* EXERCISE REQUIREMENTS *
Quote the records in full and leave their pictures out.

-------- SOURCE MATERIAL

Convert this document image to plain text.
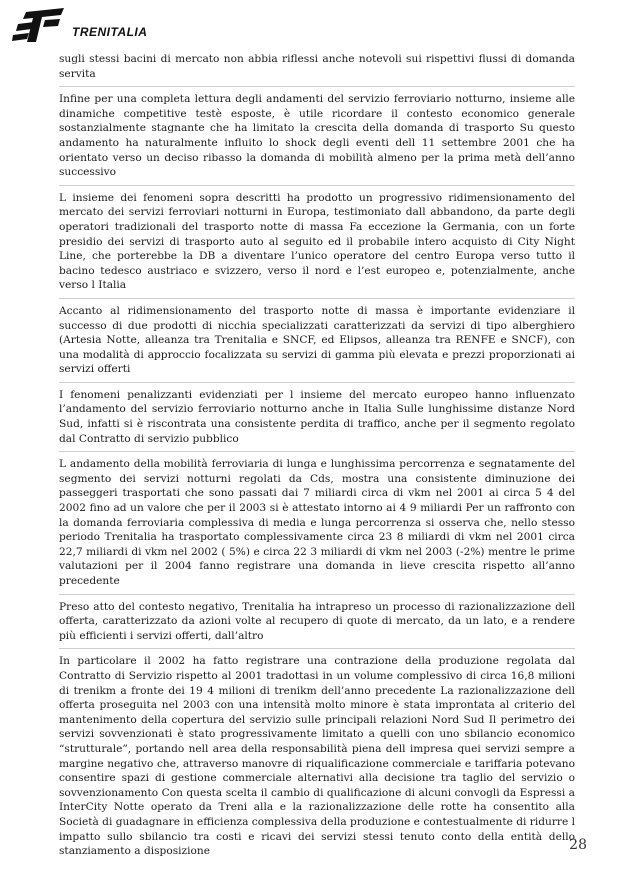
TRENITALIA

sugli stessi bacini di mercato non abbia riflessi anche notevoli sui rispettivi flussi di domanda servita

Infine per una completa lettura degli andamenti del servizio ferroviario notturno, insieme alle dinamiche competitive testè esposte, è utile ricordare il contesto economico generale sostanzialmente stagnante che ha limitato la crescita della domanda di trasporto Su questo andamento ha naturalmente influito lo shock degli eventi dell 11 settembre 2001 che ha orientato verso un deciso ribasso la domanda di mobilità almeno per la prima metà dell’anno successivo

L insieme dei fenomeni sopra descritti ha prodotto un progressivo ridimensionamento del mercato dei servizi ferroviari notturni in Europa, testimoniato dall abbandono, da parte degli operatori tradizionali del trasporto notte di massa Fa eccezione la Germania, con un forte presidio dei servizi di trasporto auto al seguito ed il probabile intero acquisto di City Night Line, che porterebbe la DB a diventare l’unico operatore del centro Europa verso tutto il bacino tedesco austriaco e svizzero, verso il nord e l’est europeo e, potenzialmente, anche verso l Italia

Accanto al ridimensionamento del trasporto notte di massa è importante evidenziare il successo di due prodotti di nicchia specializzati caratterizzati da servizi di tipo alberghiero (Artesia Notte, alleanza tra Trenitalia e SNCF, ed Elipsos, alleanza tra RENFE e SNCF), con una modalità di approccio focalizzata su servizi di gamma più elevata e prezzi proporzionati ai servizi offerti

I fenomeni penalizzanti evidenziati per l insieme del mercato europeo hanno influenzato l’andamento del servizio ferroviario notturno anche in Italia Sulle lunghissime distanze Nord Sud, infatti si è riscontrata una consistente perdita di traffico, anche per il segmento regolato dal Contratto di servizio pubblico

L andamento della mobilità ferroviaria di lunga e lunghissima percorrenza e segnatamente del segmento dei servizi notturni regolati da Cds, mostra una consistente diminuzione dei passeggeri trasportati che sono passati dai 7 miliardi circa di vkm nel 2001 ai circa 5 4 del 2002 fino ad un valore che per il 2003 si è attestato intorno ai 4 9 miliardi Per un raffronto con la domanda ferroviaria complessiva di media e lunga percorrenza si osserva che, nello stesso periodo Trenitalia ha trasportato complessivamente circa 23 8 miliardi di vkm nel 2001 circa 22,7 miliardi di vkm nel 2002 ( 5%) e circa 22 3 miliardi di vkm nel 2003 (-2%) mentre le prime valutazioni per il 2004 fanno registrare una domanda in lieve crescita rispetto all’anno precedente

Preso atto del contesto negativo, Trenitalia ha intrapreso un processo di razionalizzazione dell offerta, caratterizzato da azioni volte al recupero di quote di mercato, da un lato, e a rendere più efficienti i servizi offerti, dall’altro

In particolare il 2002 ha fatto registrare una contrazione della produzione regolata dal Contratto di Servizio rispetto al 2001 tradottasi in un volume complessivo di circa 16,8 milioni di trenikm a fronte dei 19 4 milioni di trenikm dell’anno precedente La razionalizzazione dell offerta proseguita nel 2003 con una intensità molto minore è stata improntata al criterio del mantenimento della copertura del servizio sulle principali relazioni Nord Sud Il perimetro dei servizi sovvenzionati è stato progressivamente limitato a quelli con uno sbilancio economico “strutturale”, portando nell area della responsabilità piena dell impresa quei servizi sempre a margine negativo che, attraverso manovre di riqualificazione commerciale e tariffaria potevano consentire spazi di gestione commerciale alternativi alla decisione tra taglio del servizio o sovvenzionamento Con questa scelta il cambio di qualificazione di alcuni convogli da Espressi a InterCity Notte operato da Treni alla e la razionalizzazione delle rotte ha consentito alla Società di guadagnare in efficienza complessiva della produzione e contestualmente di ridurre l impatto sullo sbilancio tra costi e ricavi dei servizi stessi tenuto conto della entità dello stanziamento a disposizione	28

----------------

* RESPONSE FOR THIS EXERCISE *
Convert this document image to plain text.
TRENITALIA

sugli stessi bacini di mercato non abbia riflessi anche notevoli sui rispettivi flussi di domanda servita

Infine per una completa lettura degli andamenti del servizio ferroviario notturno, insieme alle dinamiche competitive testè esposte, è utile ricordare il contesto economico generale sostanzialmente stagnante che ha limitato la crescita della domanda di trasporto Su questo andamento ha naturalmente influito lo shock degli eventi dell 11 settembre 2001 che ha orientato verso un deciso ribasso la domanda di mobilità almeno per la prima metà dell’anno successivo

L insieme dei fenomeni sopra descritti ha prodotto un progressivo ridimensionamento del mercato dei servizi ferroviari notturni in Europa, testimoniato dall abbandono, da parte degli operatori tradizionali del trasporto notte di massa Fa eccezione la Germania, con un forte presidio dei servizi di trasporto auto al seguito ed il probabile intero acquisto di City Night Line, che porterebbe la DB a diventare l’unico operatore del centro Europa verso tutto il bacino tedesco austriaco e svizzero, verso il nord e l’est europeo e, potenzialmente, anche verso l Italia

Accanto al ridimensionamento del trasporto notte di massa è importante evidenziare il successo di due prodotti di nicchia specializzati caratterizzati da servizi di tipo alberghiero (Artesia Notte, alleanza tra Trenitalia e SNCF, ed Elipsos, alleanza tra RENFE e SNCF), con una modalità di approccio focalizzata su servizi di gamma più elevata e prezzi proporzionati ai servizi offerti

I fenomeni penalizzanti evidenziati per l insieme del mercato europeo hanno influenzato l’andamento del servizio ferroviario notturno anche in Italia Sulle lunghissime distanze Nord Sud, infatti si è riscontrata una consistente perdita di traffico, anche per il segmento regolato dal Contratto di servizio pubblico

L andamento della mobilità ferroviaria di lunga e lunghissima percorrenza e segnatamente del segmento dei servizi notturni regolati da Cds, mostra una consistente diminuzione dei passeggeri trasportati che sono passati dai 7 miliardi circa di vkm nel 2001 ai circa 5 4 del 2002 fino ad un valore che per il 2003 si è attestato intorno ai 4 9 miliardi Per un raffronto con la domanda ferroviaria complessiva di media e lunga percorrenza si osserva che, nello stesso periodo Trenitalia ha trasportato complessivamente circa 23 8 miliardi di vkm nel 2001 circa 22,7 miliardi di vkm nel 2002 ( 5%) e circa 22 3 miliardi di vkm nel 2003 (-2%) mentre le prime valutazioni per il 2004 fanno registrare una domanda in lieve crescita rispetto all’anno precedente

Preso atto del contesto negativo, Trenitalia ha intrapreso un processo di razionalizzazione dell offerta, caratterizzato da azioni volte al recupero di quote di mercato, da un lato, e a rendere più efficienti i servizi offerti, dall’altro

In particolare il 2002 ha fatto registrare una contrazione della produzione regolata dal Contratto di Servizio rispetto al 2001 tradottasi in un volume complessivo di circa 16,8 milioni di trenikm a fronte dei 19 4 milioni di trenikm dell’anno precedente La razionalizzazione dell offerta proseguita nel 2003 con una intensità molto minore è stata improntata al criterio del mantenimento della copertura del servizio sulle principali relazioni Nord Sud Il perimetro dei servizi sovvenzionati è stato progressivamente limitato a quelli con uno sbilancio economico “strutturale”, portando nell area della responsabilità piena dell impresa quei servizi sempre a margine negativo che, attraverso manovre di riqualificazione commerciale e tariffaria potevano consentire spazi di gestione commerciale alternativi alla decisione tra taglio del servizio o sovvenzionamento Con questa scelta il cambio di qualificazione di alcuni convogli da Espressi a InterCity Notte operato da Treni alla e la razionalizzazione delle rotte ha consentito alla Società di guadagnare in efficienza complessiva della produzione e contestualmente di ridurre l impatto sullo sbilancio tra costi e ricavi dei servizi stessi tenuto conto della entità dello stanziamento a disposizione	28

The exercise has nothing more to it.